__課題__:
**a.** 研究紹介の文中にある「私は身体動作を支援する用具を例として、そのデザインプロセスの確立に取り組んでいます。」を英語に訳しなさい。
**b.** 研究紹介の文から、「Research 研究・産学官民連携」から「(認定人間工学専門家)」までを、両端の語句も含めて一字一句そのまま書き写しなさい。

Research 研究・産学官民連携

ひとに優しいデザインを科学する -福祉・生活用具の人間工学的研究-

芸術工学研究院 研究紹介

ひとに優しいデザインを科学する -福祉・生活用具の人間工学的研究-

芸術工学研究院デザイン人間科学部門
兼 応用生理人類学研究センター(アクティブライフ部門)
教授 村木 里志
(認定人間工学専門家)

 近年、高齢者や障がい者の生活を支援する福祉・生活用具が発展しています。これらの支援用具は心身機能に働きかけるため、「根拠に基づいたデザイン(Evidence Based Design)」、「人間の特性に基づいたデザイン(Human-characteristics Based Design)」が望まれます。私は身体動作を支援する用具を例として、そのデザインプロセスの確立に取り組んでいます。そのためには人間の身体動作とその老化・障害を理解する基礎研究と、その知見を用具設計に役立てる応用研究の両輪が欠かせません。

__記録の抜粋__:

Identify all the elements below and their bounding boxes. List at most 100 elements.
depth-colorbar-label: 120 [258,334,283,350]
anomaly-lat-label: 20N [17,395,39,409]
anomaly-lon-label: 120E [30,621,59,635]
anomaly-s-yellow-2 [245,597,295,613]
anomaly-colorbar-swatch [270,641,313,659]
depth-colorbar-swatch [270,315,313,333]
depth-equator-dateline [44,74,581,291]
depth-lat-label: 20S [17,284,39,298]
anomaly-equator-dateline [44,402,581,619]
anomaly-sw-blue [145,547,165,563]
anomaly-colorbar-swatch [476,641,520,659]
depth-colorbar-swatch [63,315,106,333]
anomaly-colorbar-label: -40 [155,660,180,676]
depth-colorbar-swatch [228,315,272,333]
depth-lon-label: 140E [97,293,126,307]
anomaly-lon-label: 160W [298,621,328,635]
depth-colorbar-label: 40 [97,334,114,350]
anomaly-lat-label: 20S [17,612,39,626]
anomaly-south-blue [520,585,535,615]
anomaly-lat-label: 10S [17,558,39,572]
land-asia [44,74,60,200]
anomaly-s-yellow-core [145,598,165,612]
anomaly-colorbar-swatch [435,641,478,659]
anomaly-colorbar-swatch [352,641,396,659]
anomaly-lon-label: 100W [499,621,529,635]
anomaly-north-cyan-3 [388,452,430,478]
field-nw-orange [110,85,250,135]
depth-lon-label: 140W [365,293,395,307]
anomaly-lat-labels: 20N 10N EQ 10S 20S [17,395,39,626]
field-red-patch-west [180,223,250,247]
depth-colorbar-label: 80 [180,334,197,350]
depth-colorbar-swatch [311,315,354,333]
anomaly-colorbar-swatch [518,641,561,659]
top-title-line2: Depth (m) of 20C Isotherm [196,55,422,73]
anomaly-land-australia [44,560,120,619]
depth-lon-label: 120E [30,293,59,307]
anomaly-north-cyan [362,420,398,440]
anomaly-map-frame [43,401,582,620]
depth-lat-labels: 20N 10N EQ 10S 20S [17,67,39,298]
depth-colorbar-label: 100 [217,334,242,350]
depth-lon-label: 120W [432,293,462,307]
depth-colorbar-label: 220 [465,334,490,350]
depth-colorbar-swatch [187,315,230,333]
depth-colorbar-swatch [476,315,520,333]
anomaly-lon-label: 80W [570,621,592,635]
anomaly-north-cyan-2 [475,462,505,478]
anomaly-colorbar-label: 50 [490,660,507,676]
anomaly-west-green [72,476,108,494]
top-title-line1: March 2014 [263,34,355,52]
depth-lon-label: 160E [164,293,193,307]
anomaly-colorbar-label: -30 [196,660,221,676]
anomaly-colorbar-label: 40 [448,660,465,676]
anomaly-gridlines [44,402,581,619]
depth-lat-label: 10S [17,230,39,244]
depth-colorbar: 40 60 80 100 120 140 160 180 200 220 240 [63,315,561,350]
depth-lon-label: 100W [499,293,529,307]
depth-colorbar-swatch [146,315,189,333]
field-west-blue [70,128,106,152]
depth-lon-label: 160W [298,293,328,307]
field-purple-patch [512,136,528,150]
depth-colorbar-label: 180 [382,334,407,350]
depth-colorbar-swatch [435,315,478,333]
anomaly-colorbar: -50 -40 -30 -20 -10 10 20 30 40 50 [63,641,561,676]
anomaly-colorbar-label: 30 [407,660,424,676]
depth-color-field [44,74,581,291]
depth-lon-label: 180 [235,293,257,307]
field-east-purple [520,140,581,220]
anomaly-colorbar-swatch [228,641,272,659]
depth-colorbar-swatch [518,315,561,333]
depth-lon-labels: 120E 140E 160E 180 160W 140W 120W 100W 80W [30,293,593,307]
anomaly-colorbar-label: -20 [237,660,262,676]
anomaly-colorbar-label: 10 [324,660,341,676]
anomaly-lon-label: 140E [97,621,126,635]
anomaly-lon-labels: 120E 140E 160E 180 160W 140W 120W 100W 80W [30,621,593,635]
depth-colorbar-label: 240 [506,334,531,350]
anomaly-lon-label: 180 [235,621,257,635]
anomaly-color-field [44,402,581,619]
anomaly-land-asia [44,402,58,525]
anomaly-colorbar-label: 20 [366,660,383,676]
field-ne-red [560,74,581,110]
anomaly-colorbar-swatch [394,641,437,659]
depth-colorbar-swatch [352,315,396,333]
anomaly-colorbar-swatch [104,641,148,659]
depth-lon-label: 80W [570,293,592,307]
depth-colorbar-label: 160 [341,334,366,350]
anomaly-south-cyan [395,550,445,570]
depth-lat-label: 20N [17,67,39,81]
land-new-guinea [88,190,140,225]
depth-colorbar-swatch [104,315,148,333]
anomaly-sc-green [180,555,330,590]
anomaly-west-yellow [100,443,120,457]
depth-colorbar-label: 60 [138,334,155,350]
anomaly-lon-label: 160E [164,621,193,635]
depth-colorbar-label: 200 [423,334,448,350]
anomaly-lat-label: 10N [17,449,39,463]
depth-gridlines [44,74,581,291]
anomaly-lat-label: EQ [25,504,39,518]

__解答__:
**a.** Taking tools that support bodily movement as an example, I am working to establish a process for designing them.

**b.**
Research 研究・産学官民連携

ひとに優しいデザインを科学する -福祉・生活用具の人間工学的研究-

芸術工学研究院 研究紹介

ひとに優しいデザインを科学する -福祉・生活用具の人間工学的研究-

芸術工学研究院デザイン人間科学部門
兼 応用生理人類学研究センター(アクティブライフ部門)
教授 村木 里志
(認定人間工学専門家)